(Data excerpts)
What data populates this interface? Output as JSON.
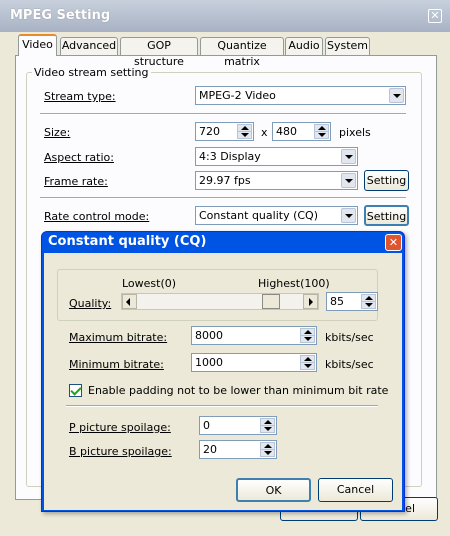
{
  "window": {
    "title": "MPEG Setting",
    "close_glyph": "✕"
  },
  "tabs": [
    {
      "label": "Video",
      "active": true
    },
    {
      "label": "Advanced"
    },
    {
      "label": "GOP structure"
    },
    {
      "label": "Quantize matrix"
    },
    {
      "label": "Audio"
    },
    {
      "label": "System"
    }
  ],
  "video": {
    "group_title": "Video stream setting",
    "stream_type": {
      "label": "Stream type:",
      "value": "MPEG-2 Video"
    },
    "size": {
      "label": "Size:",
      "width": "720",
      "separator": "x",
      "height": "480",
      "unit": "pixels"
    },
    "aspect_ratio": {
      "label": "Aspect ratio:",
      "value": "4:3 Display"
    },
    "frame_rate": {
      "label": "Frame rate:",
      "value": "29.97 fps",
      "setting_label": "Setting"
    },
    "rate_control": {
      "label": "Rate control mode:",
      "value": "Constant quality (CQ)",
      "setting_label": "Setting"
    }
  },
  "main_buttons": {
    "cancel_partial": "el"
  },
  "cq_dialog": {
    "title": "Constant quality (CQ)",
    "close_glyph": "✕",
    "quality": {
      "label": "Quality:",
      "low_label": "Lowest(0)",
      "high_label": "Highest(100)",
      "value": "85",
      "level": 0.85
    },
    "max_bitrate": {
      "label": "Maximum bitrate:",
      "value": "8000",
      "unit": "kbits/sec"
    },
    "min_bitrate": {
      "label": "Minimum bitrate:",
      "value": "1000",
      "unit": "kbits/sec"
    },
    "padding": {
      "label": "Enable padding not to be lower than minimum bit rate",
      "checked": true
    },
    "p_spoilage": {
      "label": "P picture spoilage:",
      "value": "0"
    },
    "b_spoilage": {
      "label": "B picture spoilage:",
      "value": "20"
    },
    "ok_label": "OK",
    "cancel_label": "Cancel"
  },
  "colors": {
    "titlebar_active": "#0054e3",
    "titlebar_inactive": "#a8b2c4",
    "tab_highlight": "#e68b2c",
    "window_bg": "#ece9d8",
    "check": "#21a121"
  }
}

Exercise instructions.
Exclude the images and reproduce the remaining data exactly.

Correct answer.
What data populates this interface? Output as JSON.
{
  "window": {
    "title": "MPEG Setting",
    "close_glyph": "✕"
  },
  "tabs": [
    {
      "label": "Video",
      "active": true
    },
    {
      "label": "Advanced"
    },
    {
      "label": "GOP structure"
    },
    {
      "label": "Quantize matrix"
    },
    {
      "label": "Audio"
    },
    {
      "label": "System"
    }
  ],
  "video": {
    "group_title": "Video stream setting",
    "stream_type": {
      "label": "Stream type:",
      "value": "MPEG-2 Video"
    },
    "size": {
      "label": "Size:",
      "width": "720",
      "separator": "x",
      "height": "480",
      "unit": "pixels"
    },
    "aspect_ratio": {
      "label": "Aspect ratio:",
      "value": "4:3 Display"
    },
    "frame_rate": {
      "label": "Frame rate:",
      "value": "29.97 fps",
      "setting_label": "Setting"
    },
    "rate_control": {
      "label": "Rate control mode:",
      "value": "Constant quality (CQ)",
      "setting_label": "Setting"
    }
  },
  "main_buttons": {
    "cancel_partial": "el"
  },
  "cq_dialog": {
    "title": "Constant quality (CQ)",
    "close_glyph": "✕",
    "quality": {
      "label": "Quality:",
      "low_label": "Lowest(0)",
      "high_label": "Highest(100)",
      "value": "85",
      "level": 0.85
    },
    "max_bitrate": {
      "label": "Maximum bitrate:",
      "value": "8000",
      "unit": "kbits/sec"
    },
    "min_bitrate": {
      "label": "Minimum bitrate:",
      "value": "1000",
      "unit": "kbits/sec"
    },
    "padding": {
      "label": "Enable padding not to be lower than minimum bit rate",
      "checked": true
    },
    "p_spoilage": {
      "label": "P picture spoilage:",
      "value": "0"
    },
    "b_spoilage": {
      "label": "B picture spoilage:",
      "value": "20"
    },
    "ok_label": "OK",
    "cancel_label": "Cancel"
  },
  "colors": {
    "titlebar_active": "#0054e3",
    "titlebar_inactive": "#a8b2c4",
    "tab_highlight": "#e68b2c",
    "window_bg": "#ece9d8",
    "check": "#21a121"
  }
}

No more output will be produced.